(Extracts from a graphics dataset)
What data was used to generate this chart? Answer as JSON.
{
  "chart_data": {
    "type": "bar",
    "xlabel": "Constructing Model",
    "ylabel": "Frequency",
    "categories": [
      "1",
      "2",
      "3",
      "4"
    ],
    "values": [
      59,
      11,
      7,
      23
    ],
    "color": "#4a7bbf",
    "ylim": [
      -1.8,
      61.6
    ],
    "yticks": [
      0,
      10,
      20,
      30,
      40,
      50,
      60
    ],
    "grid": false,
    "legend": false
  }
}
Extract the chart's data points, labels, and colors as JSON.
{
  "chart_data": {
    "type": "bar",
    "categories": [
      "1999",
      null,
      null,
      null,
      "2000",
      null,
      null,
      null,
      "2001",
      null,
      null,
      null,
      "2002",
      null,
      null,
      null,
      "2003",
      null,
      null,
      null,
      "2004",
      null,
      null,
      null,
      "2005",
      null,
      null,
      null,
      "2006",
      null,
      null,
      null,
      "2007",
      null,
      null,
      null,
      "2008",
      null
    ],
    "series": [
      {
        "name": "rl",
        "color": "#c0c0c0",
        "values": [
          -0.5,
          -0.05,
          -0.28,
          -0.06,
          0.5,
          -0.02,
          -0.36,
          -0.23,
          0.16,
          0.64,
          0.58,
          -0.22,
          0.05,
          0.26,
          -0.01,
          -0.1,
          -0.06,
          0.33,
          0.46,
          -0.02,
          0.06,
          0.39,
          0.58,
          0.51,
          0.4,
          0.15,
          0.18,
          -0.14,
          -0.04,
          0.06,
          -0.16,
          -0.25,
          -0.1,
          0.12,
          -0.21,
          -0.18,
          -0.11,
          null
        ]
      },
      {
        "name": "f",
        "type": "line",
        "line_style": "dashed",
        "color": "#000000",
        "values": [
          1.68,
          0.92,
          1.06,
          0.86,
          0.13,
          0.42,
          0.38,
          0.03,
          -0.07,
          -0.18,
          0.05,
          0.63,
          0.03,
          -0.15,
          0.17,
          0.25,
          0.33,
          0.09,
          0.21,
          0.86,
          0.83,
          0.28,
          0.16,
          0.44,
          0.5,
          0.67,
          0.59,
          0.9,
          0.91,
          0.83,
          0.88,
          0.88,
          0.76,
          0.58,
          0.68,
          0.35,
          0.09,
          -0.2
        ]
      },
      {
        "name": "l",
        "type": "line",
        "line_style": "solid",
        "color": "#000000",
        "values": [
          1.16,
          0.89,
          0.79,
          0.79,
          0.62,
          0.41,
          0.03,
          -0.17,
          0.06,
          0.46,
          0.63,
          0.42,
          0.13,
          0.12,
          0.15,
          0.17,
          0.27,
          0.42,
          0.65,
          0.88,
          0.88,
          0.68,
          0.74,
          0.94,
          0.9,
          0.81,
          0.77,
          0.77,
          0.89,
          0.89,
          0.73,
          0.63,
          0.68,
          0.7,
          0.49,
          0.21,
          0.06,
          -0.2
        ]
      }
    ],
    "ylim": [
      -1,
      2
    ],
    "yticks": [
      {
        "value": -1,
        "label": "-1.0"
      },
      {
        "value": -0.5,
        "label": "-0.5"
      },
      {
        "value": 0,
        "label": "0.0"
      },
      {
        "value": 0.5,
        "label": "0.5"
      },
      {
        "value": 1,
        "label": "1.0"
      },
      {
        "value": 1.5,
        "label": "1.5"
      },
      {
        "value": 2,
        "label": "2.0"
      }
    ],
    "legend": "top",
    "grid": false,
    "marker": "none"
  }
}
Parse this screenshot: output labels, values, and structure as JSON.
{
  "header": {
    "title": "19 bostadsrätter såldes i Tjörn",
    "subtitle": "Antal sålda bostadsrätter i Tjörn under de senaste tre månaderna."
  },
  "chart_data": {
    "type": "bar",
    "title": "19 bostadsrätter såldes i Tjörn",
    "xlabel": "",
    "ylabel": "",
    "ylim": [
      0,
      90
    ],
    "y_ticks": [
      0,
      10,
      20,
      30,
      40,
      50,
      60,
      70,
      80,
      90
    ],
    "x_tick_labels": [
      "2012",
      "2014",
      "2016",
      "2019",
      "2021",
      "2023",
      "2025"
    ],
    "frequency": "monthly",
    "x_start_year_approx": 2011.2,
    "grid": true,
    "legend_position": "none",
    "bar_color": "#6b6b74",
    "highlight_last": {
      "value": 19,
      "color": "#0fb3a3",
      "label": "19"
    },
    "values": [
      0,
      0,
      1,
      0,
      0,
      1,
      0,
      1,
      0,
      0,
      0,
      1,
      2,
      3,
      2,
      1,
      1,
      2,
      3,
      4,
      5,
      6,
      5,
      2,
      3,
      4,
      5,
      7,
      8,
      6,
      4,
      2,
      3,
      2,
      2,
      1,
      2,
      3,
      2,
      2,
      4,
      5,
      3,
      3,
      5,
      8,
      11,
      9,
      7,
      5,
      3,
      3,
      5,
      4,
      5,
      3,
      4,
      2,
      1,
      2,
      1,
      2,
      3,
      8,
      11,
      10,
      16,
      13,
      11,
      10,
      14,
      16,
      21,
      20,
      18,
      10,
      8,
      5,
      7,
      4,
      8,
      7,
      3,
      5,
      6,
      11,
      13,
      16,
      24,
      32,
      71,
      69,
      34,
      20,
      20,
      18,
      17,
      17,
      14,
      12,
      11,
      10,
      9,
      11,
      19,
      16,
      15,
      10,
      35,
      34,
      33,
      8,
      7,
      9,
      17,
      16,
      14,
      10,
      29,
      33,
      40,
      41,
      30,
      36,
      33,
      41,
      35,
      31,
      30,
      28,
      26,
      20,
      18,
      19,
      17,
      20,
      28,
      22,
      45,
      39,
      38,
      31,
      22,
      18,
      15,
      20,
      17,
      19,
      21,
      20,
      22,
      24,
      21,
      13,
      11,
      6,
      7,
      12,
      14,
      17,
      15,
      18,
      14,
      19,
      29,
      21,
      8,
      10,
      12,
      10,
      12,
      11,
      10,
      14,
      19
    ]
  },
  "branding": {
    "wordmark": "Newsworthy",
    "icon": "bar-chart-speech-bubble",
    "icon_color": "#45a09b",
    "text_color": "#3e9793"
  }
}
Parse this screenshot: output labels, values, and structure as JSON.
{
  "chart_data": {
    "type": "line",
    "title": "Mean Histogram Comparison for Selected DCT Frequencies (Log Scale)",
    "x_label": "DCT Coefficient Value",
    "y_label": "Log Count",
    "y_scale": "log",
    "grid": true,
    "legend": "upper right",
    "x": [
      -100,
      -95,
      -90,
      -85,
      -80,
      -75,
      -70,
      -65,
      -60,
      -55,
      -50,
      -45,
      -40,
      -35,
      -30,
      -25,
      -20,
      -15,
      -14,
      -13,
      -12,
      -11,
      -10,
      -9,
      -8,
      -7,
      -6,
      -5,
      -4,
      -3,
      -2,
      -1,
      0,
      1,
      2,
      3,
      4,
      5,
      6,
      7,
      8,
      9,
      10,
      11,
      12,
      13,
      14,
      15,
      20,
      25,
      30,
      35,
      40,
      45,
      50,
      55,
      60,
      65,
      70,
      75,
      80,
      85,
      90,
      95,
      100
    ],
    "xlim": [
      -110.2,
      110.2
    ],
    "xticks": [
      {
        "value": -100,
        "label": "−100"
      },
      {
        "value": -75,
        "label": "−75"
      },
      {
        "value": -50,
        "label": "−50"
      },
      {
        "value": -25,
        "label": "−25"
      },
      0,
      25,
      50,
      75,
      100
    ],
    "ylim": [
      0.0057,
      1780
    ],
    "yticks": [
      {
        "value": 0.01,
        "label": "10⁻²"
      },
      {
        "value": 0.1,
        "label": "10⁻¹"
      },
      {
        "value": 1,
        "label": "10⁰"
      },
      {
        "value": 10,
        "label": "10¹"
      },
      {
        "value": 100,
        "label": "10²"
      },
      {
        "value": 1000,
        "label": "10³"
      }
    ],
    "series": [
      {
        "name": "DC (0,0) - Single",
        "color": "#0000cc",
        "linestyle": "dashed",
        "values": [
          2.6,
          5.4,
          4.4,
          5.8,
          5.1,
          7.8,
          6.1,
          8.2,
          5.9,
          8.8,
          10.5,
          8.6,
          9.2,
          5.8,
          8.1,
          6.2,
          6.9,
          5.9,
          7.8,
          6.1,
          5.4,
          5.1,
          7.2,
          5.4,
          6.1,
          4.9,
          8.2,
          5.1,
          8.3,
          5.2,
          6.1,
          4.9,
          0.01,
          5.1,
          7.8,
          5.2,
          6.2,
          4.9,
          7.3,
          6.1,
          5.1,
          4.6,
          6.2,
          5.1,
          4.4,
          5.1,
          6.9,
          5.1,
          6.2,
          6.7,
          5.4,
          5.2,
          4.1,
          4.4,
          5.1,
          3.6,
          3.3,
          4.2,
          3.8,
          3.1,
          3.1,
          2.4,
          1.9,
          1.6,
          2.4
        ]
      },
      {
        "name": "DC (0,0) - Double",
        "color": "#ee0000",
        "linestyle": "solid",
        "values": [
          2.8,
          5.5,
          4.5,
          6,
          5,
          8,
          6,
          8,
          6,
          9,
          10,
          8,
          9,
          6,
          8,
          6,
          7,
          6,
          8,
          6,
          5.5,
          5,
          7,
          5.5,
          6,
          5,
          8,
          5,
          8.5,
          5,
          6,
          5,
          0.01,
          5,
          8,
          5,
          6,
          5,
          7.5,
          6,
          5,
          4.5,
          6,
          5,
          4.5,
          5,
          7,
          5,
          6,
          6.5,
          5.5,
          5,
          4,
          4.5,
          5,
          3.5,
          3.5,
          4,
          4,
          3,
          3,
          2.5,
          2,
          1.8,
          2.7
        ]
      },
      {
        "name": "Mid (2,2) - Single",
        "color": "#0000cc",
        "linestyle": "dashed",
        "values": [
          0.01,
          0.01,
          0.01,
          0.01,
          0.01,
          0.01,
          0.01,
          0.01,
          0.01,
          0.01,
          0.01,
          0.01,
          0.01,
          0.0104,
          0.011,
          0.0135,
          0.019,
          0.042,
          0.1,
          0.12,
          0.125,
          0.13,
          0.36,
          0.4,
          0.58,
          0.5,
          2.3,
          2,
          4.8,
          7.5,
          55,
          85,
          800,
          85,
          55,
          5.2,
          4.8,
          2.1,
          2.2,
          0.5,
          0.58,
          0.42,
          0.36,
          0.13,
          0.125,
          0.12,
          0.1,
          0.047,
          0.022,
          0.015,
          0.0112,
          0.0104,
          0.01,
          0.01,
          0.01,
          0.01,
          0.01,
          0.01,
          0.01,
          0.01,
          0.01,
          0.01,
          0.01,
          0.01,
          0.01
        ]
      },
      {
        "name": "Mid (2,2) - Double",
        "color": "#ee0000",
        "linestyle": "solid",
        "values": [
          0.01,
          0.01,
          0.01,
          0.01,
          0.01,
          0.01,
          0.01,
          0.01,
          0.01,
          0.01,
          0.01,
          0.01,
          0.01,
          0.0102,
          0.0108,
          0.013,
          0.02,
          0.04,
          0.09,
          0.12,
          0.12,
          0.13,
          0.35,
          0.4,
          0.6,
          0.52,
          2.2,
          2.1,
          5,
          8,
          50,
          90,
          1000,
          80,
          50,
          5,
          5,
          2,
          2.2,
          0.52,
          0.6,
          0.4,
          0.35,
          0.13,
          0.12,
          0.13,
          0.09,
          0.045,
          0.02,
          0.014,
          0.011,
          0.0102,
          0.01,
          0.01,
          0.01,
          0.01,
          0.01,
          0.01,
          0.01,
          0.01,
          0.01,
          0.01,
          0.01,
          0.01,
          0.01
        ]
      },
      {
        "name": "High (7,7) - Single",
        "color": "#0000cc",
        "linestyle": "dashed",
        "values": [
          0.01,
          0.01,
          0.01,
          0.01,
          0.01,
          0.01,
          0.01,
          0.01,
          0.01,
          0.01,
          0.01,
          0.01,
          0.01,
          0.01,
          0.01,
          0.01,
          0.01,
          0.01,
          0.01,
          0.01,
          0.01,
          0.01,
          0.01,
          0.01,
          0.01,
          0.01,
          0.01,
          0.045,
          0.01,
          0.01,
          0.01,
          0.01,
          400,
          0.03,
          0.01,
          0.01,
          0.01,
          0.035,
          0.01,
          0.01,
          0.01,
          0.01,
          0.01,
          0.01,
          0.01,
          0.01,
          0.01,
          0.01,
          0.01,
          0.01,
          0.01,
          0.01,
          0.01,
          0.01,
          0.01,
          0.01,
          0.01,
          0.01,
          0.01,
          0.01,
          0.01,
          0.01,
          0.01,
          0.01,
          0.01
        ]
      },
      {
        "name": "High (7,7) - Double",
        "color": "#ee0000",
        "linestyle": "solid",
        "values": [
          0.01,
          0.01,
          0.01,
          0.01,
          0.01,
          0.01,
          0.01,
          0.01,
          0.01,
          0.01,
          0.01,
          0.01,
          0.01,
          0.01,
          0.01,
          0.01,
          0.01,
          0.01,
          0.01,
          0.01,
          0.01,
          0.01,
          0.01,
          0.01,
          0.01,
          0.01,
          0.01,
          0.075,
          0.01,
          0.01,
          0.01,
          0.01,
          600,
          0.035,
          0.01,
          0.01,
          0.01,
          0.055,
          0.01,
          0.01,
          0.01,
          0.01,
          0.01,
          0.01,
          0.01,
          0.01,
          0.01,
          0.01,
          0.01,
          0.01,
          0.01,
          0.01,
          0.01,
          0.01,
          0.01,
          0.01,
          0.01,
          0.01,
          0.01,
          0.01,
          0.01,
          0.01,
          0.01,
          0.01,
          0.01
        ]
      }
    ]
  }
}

_Exercise prompt:_
Read the entries above, then pull out the lines that include "Single".

_Problem solution:_
        "name": "DC (0,0) - Single",
        "name": "Mid (2,2) - Single",
        "name": "High (7,7) - Single",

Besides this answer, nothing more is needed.